*What needs to be done*. Copy the records below exactly, omitting any pictures they contain.

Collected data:

■ ■ ■

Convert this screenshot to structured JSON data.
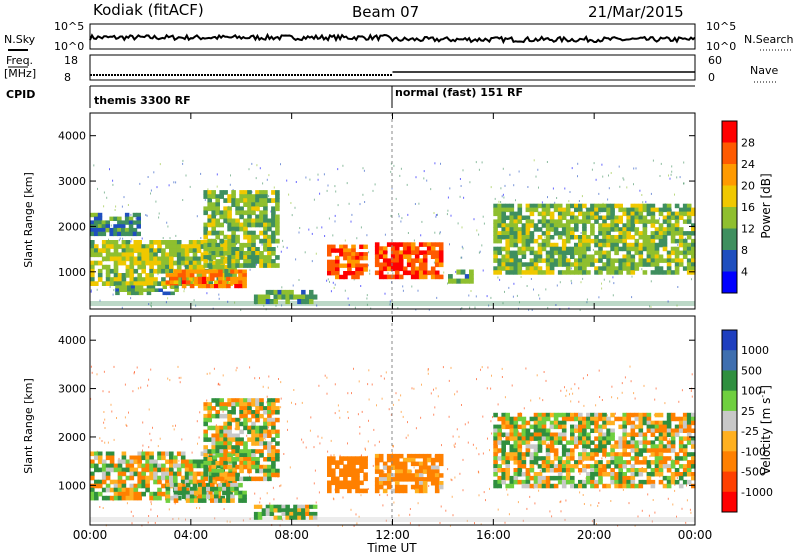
{
  "header": {
    "station": "Kodiak (fitACF)",
    "beam": "Beam 07",
    "date": "21/Mar/2015"
  },
  "top_panels": {
    "nsky_label": "N.Sky",
    "nsky_ticks": [
      "10^5",
      "10^0"
    ],
    "nsearch_label": "N.Search",
    "nsearch_ticks": [
      "10^5",
      "10^0"
    ],
    "freq_label": "Freq.",
    "freq_unit": "[MHz]",
    "freq_ticks": [
      "18",
      "8"
    ],
    "nave_label": "Nave",
    "nave_ticks": [
      "60",
      "0"
    ],
    "cpid_label": "CPID",
    "cpid_segments": [
      {
        "label": "themis 3300 RF",
        "start_hour": 0
      },
      {
        "label": "normal (fast) 151 RF",
        "start_hour": 12
      }
    ]
  },
  "colorbars": {
    "power": {
      "label": "Power [dB]",
      "ticks": [
        "28",
        "24",
        "20",
        "16",
        "12",
        "8",
        "4"
      ],
      "colors": [
        "#ff0000",
        "#ff5a00",
        "#ff9a00",
        "#f0c800",
        "#8fbf2f",
        "#3f8f5f",
        "#1f4fbf",
        "#0000ff"
      ]
    },
    "velocity": {
      "label": "Velocity [m s",
      "label_sup": "-1",
      "label_end": "]",
      "ticks": [
        "1000",
        "500",
        "100",
        "25",
        "-25",
        "-100",
        "-500",
        "-1000"
      ],
      "colors": [
        "#1f3fbf",
        "#3f6faf",
        "#2f8f3f",
        "#6fcf3f",
        "#c8c8c8",
        "#ffb020",
        "#ff8000",
        "#ff4000",
        "#ff0000"
      ]
    }
  },
  "chart_data": [
    {
      "type": "heatmap",
      "panel": "power",
      "ylabel": "Slant Range [km]",
      "ylim": [
        180,
        4500
      ],
      "yticks": [
        1000,
        2000,
        3000,
        4000
      ],
      "xlim": [
        0,
        24
      ],
      "xticks": [
        0,
        4,
        8,
        12,
        16,
        20,
        24
      ],
      "zlim": [
        0,
        30
      ],
      "regions": [
        {
          "t": [
            0.0,
            5.8
          ],
          "r": [
            700,
            1700
          ],
          "value": 14
        },
        {
          "t": [
            3.0,
            6.2
          ],
          "r": [
            650,
            1050
          ],
          "value": 24
        },
        {
          "t": [
            1.0,
            3.5
          ],
          "r": [
            500,
            700
          ],
          "value": 10
        },
        {
          "t": [
            4.5,
            7.5
          ],
          "r": [
            1100,
            2800
          ],
          "value": 12
        },
        {
          "t": [
            9.4,
            11.0
          ],
          "r": [
            850,
            1600
          ],
          "value": 26
        },
        {
          "t": [
            11.3,
            14.0
          ],
          "r": [
            850,
            1650
          ],
          "value": 27
        },
        {
          "t": [
            14.2,
            15.2
          ],
          "r": [
            750,
            1050
          ],
          "value": 10
        },
        {
          "t": [
            16.0,
            24.0
          ],
          "r": [
            950,
            2500
          ],
          "value": 12
        },
        {
          "t": [
            6.5,
            9.0
          ],
          "r": [
            300,
            600
          ],
          "value": 10
        },
        {
          "t": [
            0.0,
            2.0
          ],
          "r": [
            1800,
            2300
          ],
          "value": 8
        }
      ]
    },
    {
      "type": "heatmap",
      "panel": "velocity",
      "ylabel": "Slant Range [km]",
      "ylim": [
        180,
        4500
      ],
      "yticks": [
        1000,
        2000,
        3000,
        4000
      ],
      "xlim": [
        0,
        24
      ],
      "xticks": [
        0,
        4,
        8,
        12,
        16,
        20,
        24
      ],
      "zlim": [
        -1000,
        1000
      ],
      "regions": [
        {
          "t": [
            0.0,
            5.8
          ],
          "r": [
            700,
            1700
          ],
          "value": 0
        },
        {
          "t": [
            3.0,
            6.2
          ],
          "r": [
            650,
            1050
          ],
          "value": 80
        },
        {
          "t": [
            4.5,
            7.5
          ],
          "r": [
            1100,
            2800
          ],
          "value": 0
        },
        {
          "t": [
            9.4,
            11.0
          ],
          "r": [
            850,
            1600
          ],
          "value": -300
        },
        {
          "t": [
            11.3,
            14.0
          ],
          "r": [
            850,
            1650
          ],
          "value": -200
        },
        {
          "t": [
            16.0,
            24.0
          ],
          "r": [
            950,
            2500
          ],
          "value": 0
        },
        {
          "t": [
            6.5,
            9.0
          ],
          "r": [
            300,
            600
          ],
          "value": 60
        }
      ]
    }
  ],
  "xaxis": {
    "label": "Time UT",
    "tick_labels": [
      "00:00",
      "04:00",
      "08:00",
      "12:00",
      "16:00",
      "20:00",
      "00:00"
    ]
  }
}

■ ■ ■

*Full answer*.
Convert this screenshot to structured JSON data.
{
  "header": {
    "station": "Kodiak (fitACF)",
    "beam": "Beam 07",
    "date": "21/Mar/2015"
  },
  "top_panels": {
    "nsky_label": "N.Sky",
    "nsky_ticks": [
      "10^5",
      "10^0"
    ],
    "nsearch_label": "N.Search",
    "nsearch_ticks": [
      "10^5",
      "10^0"
    ],
    "freq_label": "Freq.",
    "freq_unit": "[MHz]",
    "freq_ticks": [
      "18",
      "8"
    ],
    "nave_label": "Nave",
    "nave_ticks": [
      "60",
      "0"
    ],
    "cpid_label": "CPID",
    "cpid_segments": [
      {
        "label": "themis 3300 RF",
        "start_hour": 0
      },
      {
        "label": "normal (fast) 151 RF",
        "start_hour": 12
      }
    ]
  },
  "colorbars": {
    "power": {
      "label": "Power [dB]",
      "ticks": [
        "28",
        "24",
        "20",
        "16",
        "12",
        "8",
        "4"
      ],
      "colors": [
        "#ff0000",
        "#ff5a00",
        "#ff9a00",
        "#f0c800",
        "#8fbf2f",
        "#3f8f5f",
        "#1f4fbf",
        "#0000ff"
      ]
    },
    "velocity": {
      "label": "Velocity [m s",
      "label_sup": "-1",
      "label_end": "]",
      "ticks": [
        "1000",
        "500",
        "100",
        "25",
        "-25",
        "-100",
        "-500",
        "-1000"
      ],
      "colors": [
        "#1f3fbf",
        "#3f6faf",
        "#2f8f3f",
        "#6fcf3f",
        "#c8c8c8",
        "#ffb020",
        "#ff8000",
        "#ff4000",
        "#ff0000"
      ]
    }
  },
  "chart_data": [
    {
      "type": "heatmap",
      "panel": "power",
      "ylabel": "Slant Range [km]",
      "ylim": [
        180,
        4500
      ],
      "yticks": [
        1000,
        2000,
        3000,
        4000
      ],
      "xlim": [
        0,
        24
      ],
      "xticks": [
        0,
        4,
        8,
        12,
        16,
        20,
        24
      ],
      "zlim": [
        0,
        30
      ],
      "regions": [
        {
          "t": [
            0.0,
            5.8
          ],
          "r": [
            700,
            1700
          ],
          "value": 14
        },
        {
          "t": [
            3.0,
            6.2
          ],
          "r": [
            650,
            1050
          ],
          "value": 24
        },
        {
          "t": [
            1.0,
            3.5
          ],
          "r": [
            500,
            700
          ],
          "value": 10
        },
        {
          "t": [
            4.5,
            7.5
          ],
          "r": [
            1100,
            2800
          ],
          "value": 12
        },
        {
          "t": [
            9.4,
            11.0
          ],
          "r": [
            850,
            1600
          ],
          "value": 26
        },
        {
          "t": [
            11.3,
            14.0
          ],
          "r": [
            850,
            1650
          ],
          "value": 27
        },
        {
          "t": [
            14.2,
            15.2
          ],
          "r": [
            750,
            1050
          ],
          "value": 10
        },
        {
          "t": [
            16.0,
            24.0
          ],
          "r": [
            950,
            2500
          ],
          "value": 12
        },
        {
          "t": [
            6.5,
            9.0
          ],
          "r": [
            300,
            600
          ],
          "value": 10
        },
        {
          "t": [
            0.0,
            2.0
          ],
          "r": [
            1800,
            2300
          ],
          "value": 8
        }
      ]
    },
    {
      "type": "heatmap",
      "panel": "velocity",
      "ylabel": "Slant Range [km]",
      "ylim": [
        180,
        4500
      ],
      "yticks": [
        1000,
        2000,
        3000,
        4000
      ],
      "xlim": [
        0,
        24
      ],
      "xticks": [
        0,
        4,
        8,
        12,
        16,
        20,
        24
      ],
      "zlim": [
        -1000,
        1000
      ],
      "regions": [
        {
          "t": [
            0.0,
            5.8
          ],
          "r": [
            700,
            1700
          ],
          "value": 0
        },
        {
          "t": [
            3.0,
            6.2
          ],
          "r": [
            650,
            1050
          ],
          "value": 80
        },
        {
          "t": [
            4.5,
            7.5
          ],
          "r": [
            1100,
            2800
          ],
          "value": 0
        },
        {
          "t": [
            9.4,
            11.0
          ],
          "r": [
            850,
            1600
          ],
          "value": -300
        },
        {
          "t": [
            11.3,
            14.0
          ],
          "r": [
            850,
            1650
          ],
          "value": -200
        },
        {
          "t": [
            16.0,
            24.0
          ],
          "r": [
            950,
            2500
          ],
          "value": 0
        },
        {
          "t": [
            6.5,
            9.0
          ],
          "r": [
            300,
            600
          ],
          "value": 60
        }
      ]
    }
  ],
  "xaxis": {
    "label": "Time UT",
    "tick_labels": [
      "00:00",
      "04:00",
      "08:00",
      "12:00",
      "16:00",
      "20:00",
      "00:00"
    ]
  }
}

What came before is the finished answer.